** START RECORDS PROVIDED **

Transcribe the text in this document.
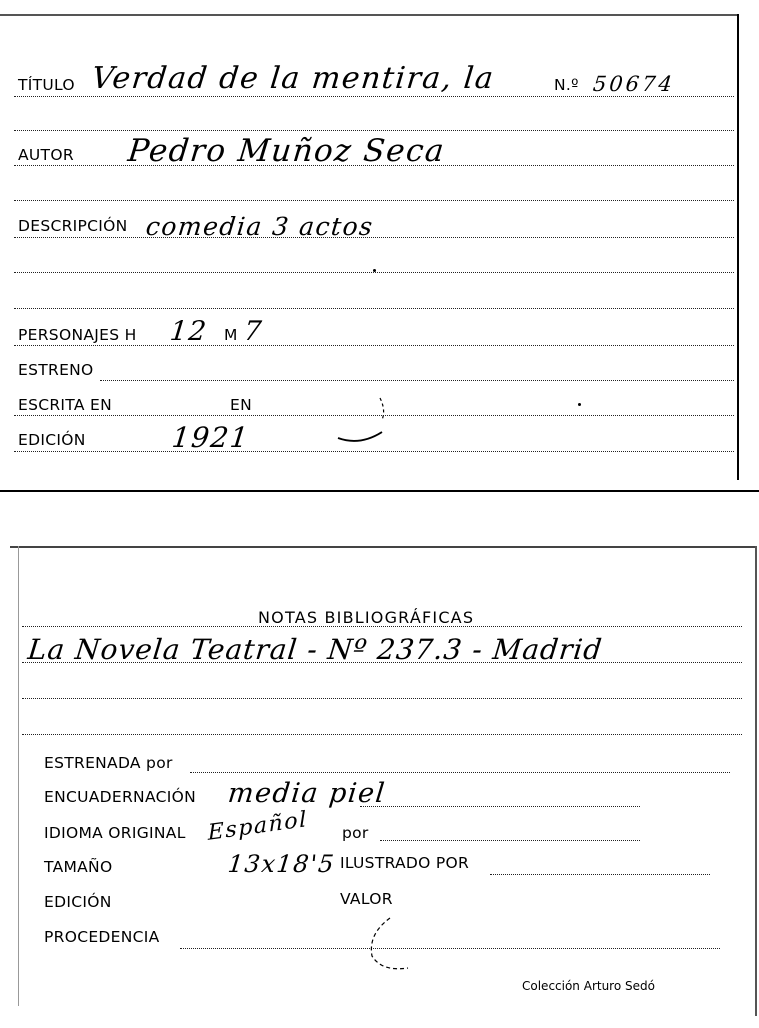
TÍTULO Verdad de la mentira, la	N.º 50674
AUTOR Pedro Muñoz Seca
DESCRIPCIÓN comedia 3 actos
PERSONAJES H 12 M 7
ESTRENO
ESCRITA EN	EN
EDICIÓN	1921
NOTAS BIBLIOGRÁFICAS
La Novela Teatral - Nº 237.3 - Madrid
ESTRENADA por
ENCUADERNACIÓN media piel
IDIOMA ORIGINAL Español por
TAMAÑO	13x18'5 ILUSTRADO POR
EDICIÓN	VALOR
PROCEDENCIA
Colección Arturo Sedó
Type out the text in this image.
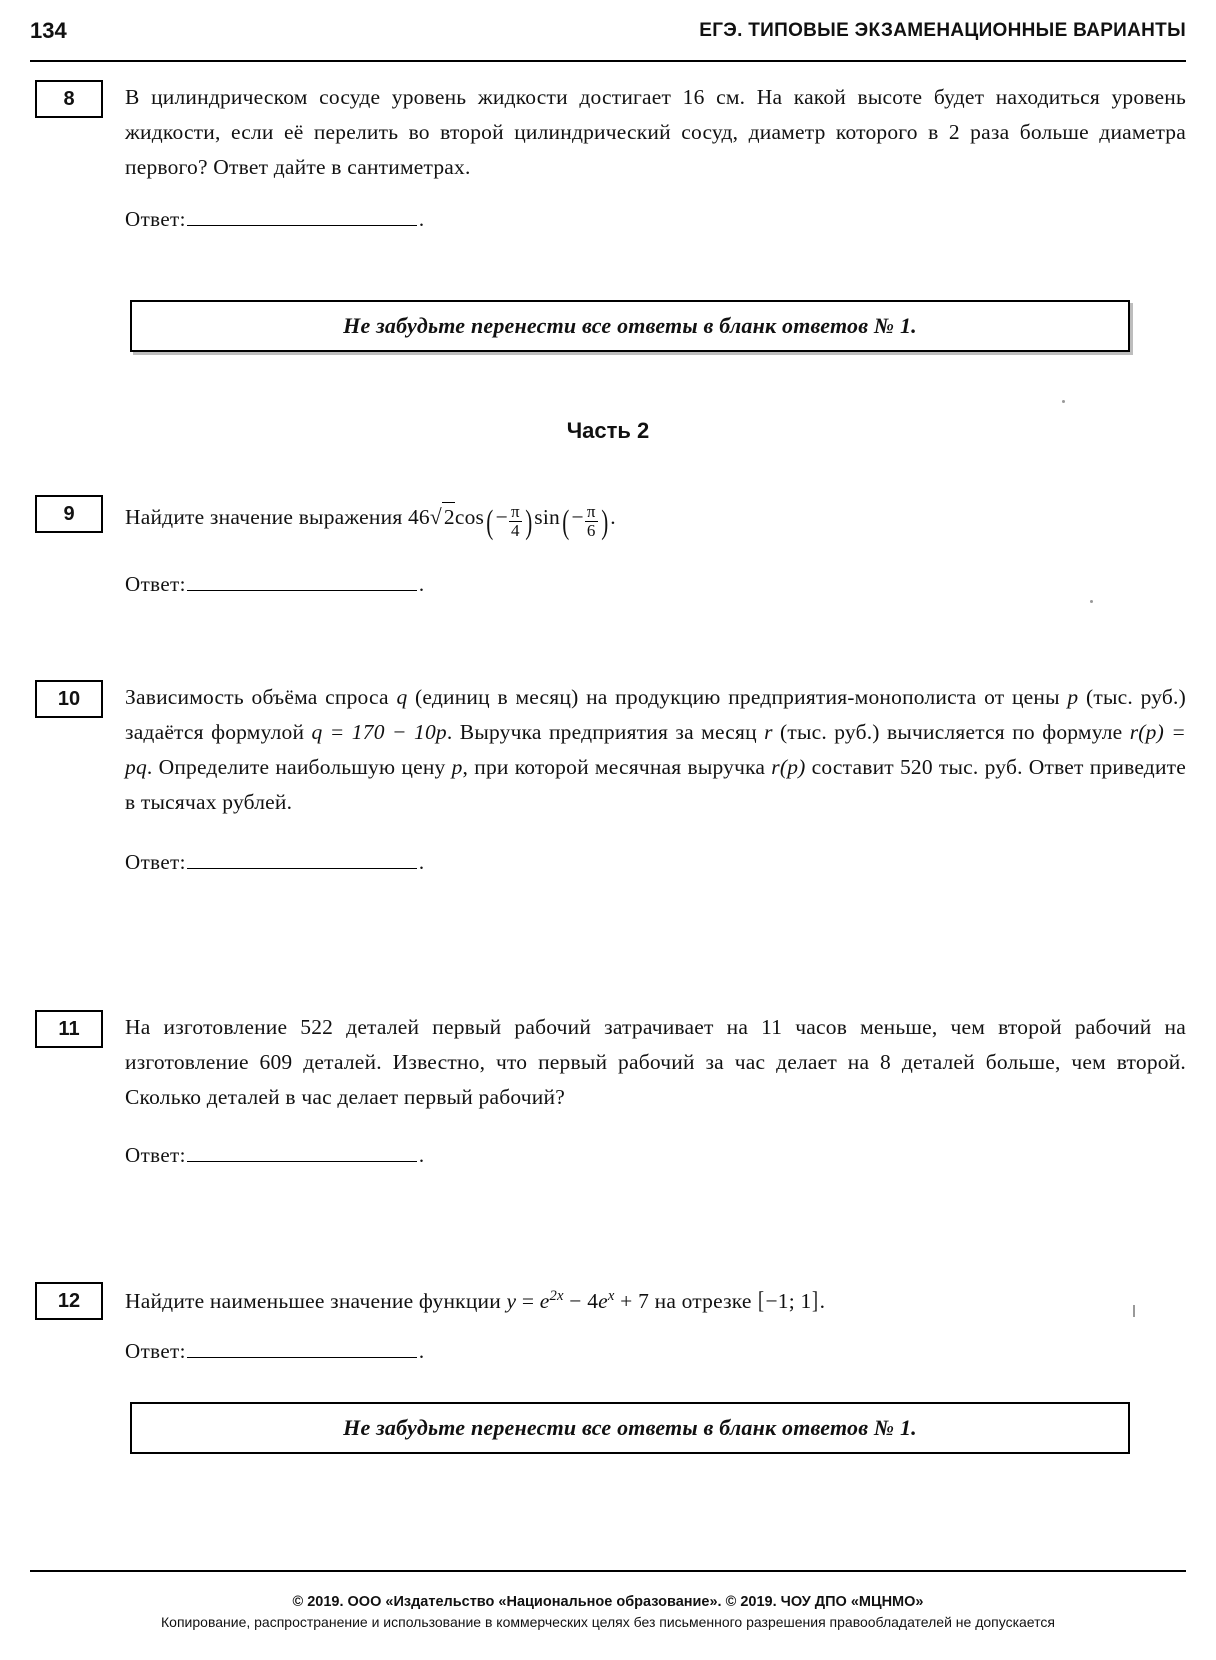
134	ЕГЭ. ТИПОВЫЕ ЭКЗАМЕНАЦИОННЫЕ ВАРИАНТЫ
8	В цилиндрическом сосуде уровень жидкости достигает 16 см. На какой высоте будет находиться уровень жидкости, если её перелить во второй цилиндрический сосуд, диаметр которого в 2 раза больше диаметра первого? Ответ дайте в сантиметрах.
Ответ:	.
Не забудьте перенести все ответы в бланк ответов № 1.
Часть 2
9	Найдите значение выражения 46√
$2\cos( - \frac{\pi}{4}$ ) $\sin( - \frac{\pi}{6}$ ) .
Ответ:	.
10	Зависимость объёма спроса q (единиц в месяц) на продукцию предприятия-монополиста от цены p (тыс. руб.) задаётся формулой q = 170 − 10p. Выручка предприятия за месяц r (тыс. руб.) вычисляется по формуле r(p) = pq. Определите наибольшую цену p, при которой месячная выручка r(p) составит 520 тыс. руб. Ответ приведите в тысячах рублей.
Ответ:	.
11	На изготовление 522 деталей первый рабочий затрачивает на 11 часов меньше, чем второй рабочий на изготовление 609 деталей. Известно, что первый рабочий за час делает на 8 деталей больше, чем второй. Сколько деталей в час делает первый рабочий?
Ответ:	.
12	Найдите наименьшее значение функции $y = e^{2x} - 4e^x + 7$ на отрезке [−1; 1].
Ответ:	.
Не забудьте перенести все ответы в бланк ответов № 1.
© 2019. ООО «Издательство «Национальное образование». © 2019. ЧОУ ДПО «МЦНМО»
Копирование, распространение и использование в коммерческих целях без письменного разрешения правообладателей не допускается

** END RECORDS PROVIDED **

_REQUIREMENT_
Output every entry word for word, but omit the pictures.

_RESULT OF THE EXERCISE_
Transcribe the text in this document.
TÍTULO Verdad de la mentira, la	N.º 50674
AUTOR Pedro Muñoz Seca
DESCRIPCIÓN comedia 3 actos
PERSONAJES H 12 M 7
ESTRENO
ESCRITA EN	EN
EDICIÓN	1921
NOTAS BIBLIOGRÁFICAS
La Novela Teatral - Nº 237.3 - Madrid
ESTRENADA por
ENCUADERNACIÓN media piel
IDIOMA ORIGINAL Español por
TAMAÑO	13x18'5 ILUSTRADO POR
EDICIÓN	VALOR
PROCEDENCIA
Colección Arturo Sedó
Type out the text in this image.
134	ЕГЭ. ТИПОВЫЕ ЭКЗАМЕНАЦИОННЫЕ ВАРИАНТЫ
8	В цилиндрическом сосуде уровень жидкости достигает 16 см. На какой высоте будет находиться уровень жидкости, если её перелить во второй цилиндрический сосуд, диаметр которого в 2 раза больше диаметра первого? Ответ дайте в сантиметрах.
Ответ:	.
Не забудьте перенести все ответы в бланк ответов № 1.
Часть 2
9	Найдите значение выражения 46√
$2\cos( - \frac{\pi}{4}$ ) $\sin( - \frac{\pi}{6}$ ) .
Ответ:	.
10	Зависимость объёма спроса q (единиц в месяц) на продукцию предприятия-монополиста от цены p (тыс. руб.) задаётся формулой q = 170 − 10p. Выручка предприятия за месяц r (тыс. руб.) вычисляется по формуле r(p) = pq. Определите наибольшую цену p, при которой месячная выручка r(p) составит 520 тыс. руб. Ответ приведите в тысячах рублей.
Ответ:	.
11	На изготовление 522 деталей первый рабочий затрачивает на 11 часов меньше, чем второй рабочий на изготовление 609 деталей. Известно, что первый рабочий за час делает на 8 деталей больше, чем второй. Сколько деталей в час делает первый рабочий?
Ответ:	.
12	Найдите наименьшее значение функции $y = e^{2x} - 4e^x + 7$ на отрезке [−1; 1].
Ответ:	.
Не забудьте перенести все ответы в бланк ответов № 1.
© 2019. ООО «Издательство «Национальное образование». © 2019. ЧОУ ДПО «МЦНМО»
Копирование, распространение и использование в коммерческих целях без письменного разрешения правообладателей не допускается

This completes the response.